> What is being asked
Where a line contains the string "المهدى", copy that line.
····················
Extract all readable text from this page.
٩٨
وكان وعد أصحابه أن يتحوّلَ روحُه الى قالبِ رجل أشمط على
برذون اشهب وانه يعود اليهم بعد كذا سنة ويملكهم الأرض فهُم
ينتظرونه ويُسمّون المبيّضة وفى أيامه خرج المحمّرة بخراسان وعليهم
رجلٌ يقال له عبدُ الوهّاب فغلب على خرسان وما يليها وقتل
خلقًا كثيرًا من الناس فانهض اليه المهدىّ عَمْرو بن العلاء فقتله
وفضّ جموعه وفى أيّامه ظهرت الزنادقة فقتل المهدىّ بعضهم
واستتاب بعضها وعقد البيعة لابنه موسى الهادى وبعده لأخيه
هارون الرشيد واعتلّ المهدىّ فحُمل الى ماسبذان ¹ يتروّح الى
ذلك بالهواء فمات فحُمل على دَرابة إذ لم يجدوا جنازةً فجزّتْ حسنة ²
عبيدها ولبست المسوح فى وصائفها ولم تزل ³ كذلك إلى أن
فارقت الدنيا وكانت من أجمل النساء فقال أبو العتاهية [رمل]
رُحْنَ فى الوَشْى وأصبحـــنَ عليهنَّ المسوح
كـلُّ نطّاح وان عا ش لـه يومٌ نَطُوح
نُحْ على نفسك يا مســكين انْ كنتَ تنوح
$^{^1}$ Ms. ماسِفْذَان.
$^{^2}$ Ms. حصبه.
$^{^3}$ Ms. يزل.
····················
> Output for this exercise
خلقًا كثيرًا من الناس فانهض اليه المهدىّ عَمْرو بن العلاء فقتله
وفضّ جموعه وفى أيّامه ظهرت الزنادقة فقتل المهدىّ بعضهم
هارون الرشيد واعتلّ المهدىّ فحُمل الى ماسبذان ¹ يتروّح الى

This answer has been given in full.